→ WHAT THE TASK ASKS
Filter the entries, keeping every line with the word "Цены".

BEGIN RECORD LIST

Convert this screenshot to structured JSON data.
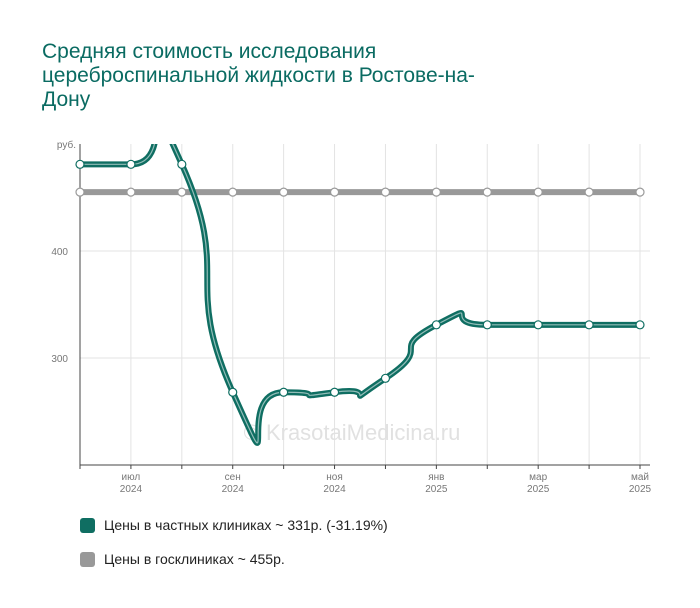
{
  "title": "Средняя стоимость исследования цереброспинальной жидкости в Ростове-на-Дону",
  "watermark": "© KrasotaiMedicina.ru",
  "chart_data": {
    "type": "line",
    "ylabel": "руб.",
    "ylim": [
      200,
      500
    ],
    "yticks": [
      300,
      400
    ],
    "x": [
      "2024-06",
      "2024-07",
      "2024-08",
      "2024-09",
      "2024-10",
      "2024-11",
      "2024-12",
      "2025-01",
      "2025-02",
      "2025-03",
      "2025-04",
      "2025-05"
    ],
    "xtick_labels": [
      {
        "month": "июл",
        "year": "2024",
        "index": 1
      },
      {
        "month": "сен",
        "year": "2024",
        "index": 3
      },
      {
        "month": "ноя",
        "year": "2024",
        "index": 5
      },
      {
        "month": "янв",
        "year": "2025",
        "index": 7
      },
      {
        "month": "мар",
        "year": "2025",
        "index": 9
      },
      {
        "month": "май",
        "year": "2025",
        "index": 11
      }
    ],
    "series": [
      {
        "name": "Цены в частных клиниках ~ 331р. (-31.19%)",
        "color": "#0f6e62",
        "values": [
          481,
          481,
          481,
          268,
          268,
          268,
          281,
          331,
          331,
          331,
          331,
          331
        ]
      },
      {
        "name": "Цены в госклиниках ~ 455р.",
        "color": "#999999",
        "values": [
          455,
          455,
          455,
          455,
          455,
          455,
          455,
          455,
          455,
          455,
          455,
          455
        ]
      }
    ],
    "grid": true,
    "legend_position": "bottom-left"
  }
}
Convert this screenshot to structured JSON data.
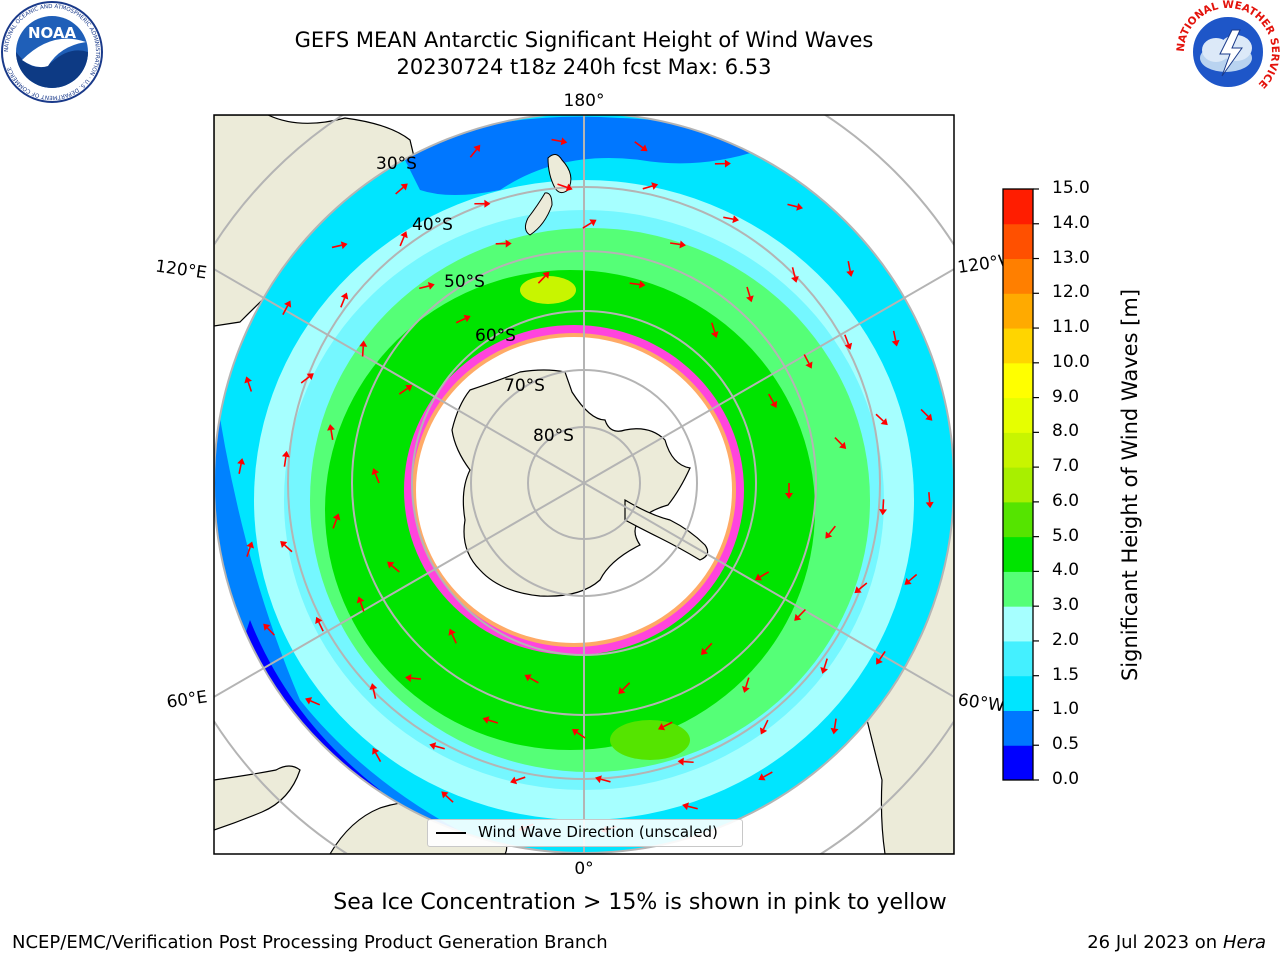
{
  "title": {
    "line1": "GEFS MEAN Antarctic Significant Height of Wind Waves",
    "line2": "20230724 t18z 240h fcst   Max: 6.53"
  },
  "map": {
    "projection": "south-polar-stereographic",
    "longitude_labels": {
      "top": "180°",
      "bottom": "0°",
      "upper_left": "120°E",
      "upper_right": "120°W",
      "lower_left": "60°E",
      "lower_right": "60°W"
    },
    "latitude_labels": [
      "30°S",
      "40°S",
      "50°S",
      "60°S",
      "70°S",
      "80°S"
    ],
    "legend": "Wind Wave Direction (unscaled)",
    "colors": {
      "land": "#ecebd9",
      "sea_ice_free": "#ffffff",
      "graticule": "#b4b4b4",
      "arrow": "#ff0000"
    }
  },
  "colorbar": {
    "label": "Significant Height of Wind Waves [m]",
    "ticks": [
      "0.0",
      "0.5",
      "1.0",
      "1.5",
      "2.0",
      "3.0",
      "4.0",
      "5.0",
      "6.0",
      "7.0",
      "8.0",
      "9.0",
      "10.0",
      "11.0",
      "12.0",
      "13.0",
      "14.0",
      "15.0"
    ],
    "colors": [
      "#0000ff",
      "#0077ff",
      "#00e5ff",
      "#44f0ff",
      "#a6ffff",
      "#55ff77",
      "#00e400",
      "#55e400",
      "#a8ef00",
      "#c8f500",
      "#e6ff00",
      "#ffff00",
      "#ffd500",
      "#ffaa00",
      "#ff7f00",
      "#ff5000",
      "#ff1d00"
    ]
  },
  "note": "Sea Ice Concentration > 15% is shown in pink to yellow",
  "footer": {
    "left": "NCEP/EMC/Verification Post Processing Product Generation Branch",
    "right_date": "26 Jul 2023 on ",
    "right_machine": "Hera"
  },
  "logos": {
    "left": "NOAA",
    "left_ring": "NATIONAL OCEANIC AND ATMOSPHERIC ADMINISTRATION · U.S. DEPARTMENT OF COMMERCE",
    "right_ring": "NATIONAL WEATHER SERVICE"
  }
}
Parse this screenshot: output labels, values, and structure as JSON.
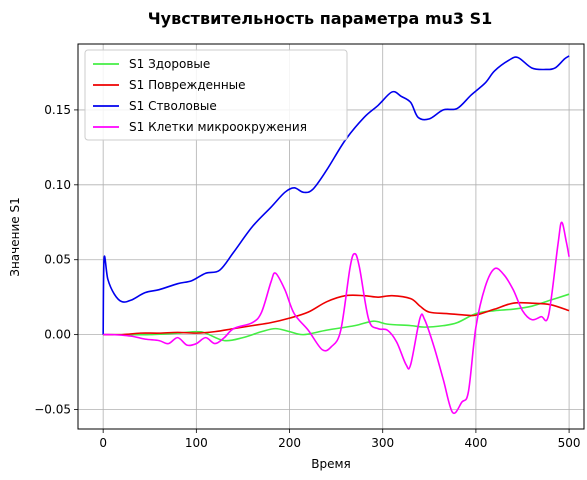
{
  "chart_data": {
    "type": "line",
    "title": "Чувствительность параметра mu3 S1",
    "xlabel": "Время",
    "ylabel": "Значение S1",
    "xlim": [
      -27,
      516
    ],
    "ylim": [
      -0.063,
      0.194
    ],
    "xticks": [
      0,
      100,
      200,
      300,
      400,
      500
    ],
    "xtick_labels": [
      "0",
      "100",
      "200",
      "300",
      "400",
      "500"
    ],
    "yticks": [
      -0.05,
      0.0,
      0.05,
      0.1,
      0.15
    ],
    "ytick_labels": [
      "−0.05",
      "0.00",
      "0.05",
      "0.10",
      "0.15"
    ],
    "grid": true,
    "legend_position": "top-left",
    "series": [
      {
        "name": "S1 Здоровые",
        "color": "#44ee44",
        "points": [
          [
            0,
            0
          ],
          [
            20,
            0
          ],
          [
            50,
            0
          ],
          [
            80,
            0.001
          ],
          [
            100,
            0.002
          ],
          [
            110,
            0.001
          ],
          [
            130,
            -0.004
          ],
          [
            150,
            -0.002
          ],
          [
            170,
            0.002
          ],
          [
            185,
            0.004
          ],
          [
            200,
            0.002
          ],
          [
            215,
            0.0
          ],
          [
            240,
            0.003
          ],
          [
            270,
            0.006
          ],
          [
            290,
            0.009
          ],
          [
            305,
            0.007
          ],
          [
            330,
            0.006
          ],
          [
            345,
            0.005
          ],
          [
            365,
            0.006
          ],
          [
            380,
            0.008
          ],
          [
            400,
            0.014
          ],
          [
            420,
            0.016
          ],
          [
            440,
            0.017
          ],
          [
            460,
            0.019
          ],
          [
            480,
            0.023
          ],
          [
            500,
            0.027
          ]
        ]
      },
      {
        "name": "S1 Поврежденные",
        "color": "#ee0000",
        "points": [
          [
            0,
            0
          ],
          [
            20,
            0
          ],
          [
            40,
            0.001
          ],
          [
            60,
            0.001
          ],
          [
            80,
            0.0015
          ],
          [
            100,
            0.001
          ],
          [
            120,
            0.002
          ],
          [
            140,
            0.004
          ],
          [
            160,
            0.006
          ],
          [
            180,
            0.008
          ],
          [
            200,
            0.011
          ],
          [
            220,
            0.015
          ],
          [
            240,
            0.022
          ],
          [
            260,
            0.026
          ],
          [
            280,
            0.026
          ],
          [
            295,
            0.025
          ],
          [
            310,
            0.026
          ],
          [
            330,
            0.024
          ],
          [
            340,
            0.019
          ],
          [
            350,
            0.015
          ],
          [
            370,
            0.014
          ],
          [
            390,
            0.013
          ],
          [
            400,
            0.013
          ],
          [
            420,
            0.017
          ],
          [
            440,
            0.021
          ],
          [
            460,
            0.021
          ],
          [
            480,
            0.02
          ],
          [
            500,
            0.016
          ]
        ]
      },
      {
        "name": "S1 Стволовые",
        "color": "#0000ee",
        "points": [
          [
            0,
            0
          ],
          [
            1,
            0.051
          ],
          [
            5,
            0.037
          ],
          [
            12,
            0.027
          ],
          [
            20,
            0.022
          ],
          [
            30,
            0.023
          ],
          [
            45,
            0.028
          ],
          [
            60,
            0.03
          ],
          [
            80,
            0.034
          ],
          [
            95,
            0.036
          ],
          [
            110,
            0.041
          ],
          [
            125,
            0.043
          ],
          [
            140,
            0.055
          ],
          [
            160,
            0.072
          ],
          [
            180,
            0.085
          ],
          [
            195,
            0.095
          ],
          [
            205,
            0.098
          ],
          [
            215,
            0.095
          ],
          [
            225,
            0.097
          ],
          [
            240,
            0.11
          ],
          [
            260,
            0.13
          ],
          [
            280,
            0.145
          ],
          [
            295,
            0.153
          ],
          [
            310,
            0.162
          ],
          [
            320,
            0.159
          ],
          [
            330,
            0.155
          ],
          [
            338,
            0.145
          ],
          [
            350,
            0.144
          ],
          [
            365,
            0.15
          ],
          [
            380,
            0.151
          ],
          [
            395,
            0.16
          ],
          [
            410,
            0.168
          ],
          [
            420,
            0.176
          ],
          [
            435,
            0.183
          ],
          [
            445,
            0.185
          ],
          [
            460,
            0.178
          ],
          [
            475,
            0.177
          ],
          [
            485,
            0.178
          ],
          [
            495,
            0.184
          ],
          [
            500,
            0.186
          ]
        ]
      },
      {
        "name": "S1 Клетки микроокружения",
        "color": "#ff00ff",
        "points": [
          [
            0,
            0
          ],
          [
            10,
            0
          ],
          [
            30,
            -0.001
          ],
          [
            45,
            -0.003
          ],
          [
            60,
            -0.004
          ],
          [
            70,
            -0.006
          ],
          [
            80,
            -0.002
          ],
          [
            90,
            -0.007
          ],
          [
            100,
            -0.006
          ],
          [
            110,
            -0.002
          ],
          [
            120,
            -0.006
          ],
          [
            130,
            -0.002
          ],
          [
            140,
            0.004
          ],
          [
            160,
            0.008
          ],
          [
            170,
            0.015
          ],
          [
            180,
            0.035
          ],
          [
            185,
            0.041
          ],
          [
            195,
            0.03
          ],
          [
            205,
            0.014
          ],
          [
            220,
            0.003
          ],
          [
            235,
            -0.01
          ],
          [
            245,
            -0.008
          ],
          [
            255,
            0.003
          ],
          [
            265,
            0.045
          ],
          [
            270,
            0.054
          ],
          [
            275,
            0.045
          ],
          [
            285,
            0.01
          ],
          [
            295,
            0.004
          ],
          [
            305,
            0.003
          ],
          [
            315,
            -0.005
          ],
          [
            325,
            -0.02
          ],
          [
            330,
            -0.02
          ],
          [
            340,
            0.011
          ],
          [
            345,
            0.01
          ],
          [
            355,
            -0.008
          ],
          [
            365,
            -0.03
          ],
          [
            375,
            -0.052
          ],
          [
            385,
            -0.045
          ],
          [
            392,
            -0.038
          ],
          [
            400,
            0.005
          ],
          [
            410,
            0.032
          ],
          [
            420,
            0.044
          ],
          [
            430,
            0.04
          ],
          [
            440,
            0.03
          ],
          [
            450,
            0.016
          ],
          [
            460,
            0.01
          ],
          [
            470,
            0.012
          ],
          [
            478,
            0.013
          ],
          [
            488,
            0.06
          ],
          [
            492,
            0.075
          ],
          [
            497,
            0.062
          ],
          [
            500,
            0.052
          ]
        ]
      }
    ]
  }
}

END RECORD LIST

→ ANSWER TO THE EXERCISE
        "name": "Цены в частных клиниках ~ 331р. (-31.19%)",
        "name": "Цены в госклиниках ~ 455р.",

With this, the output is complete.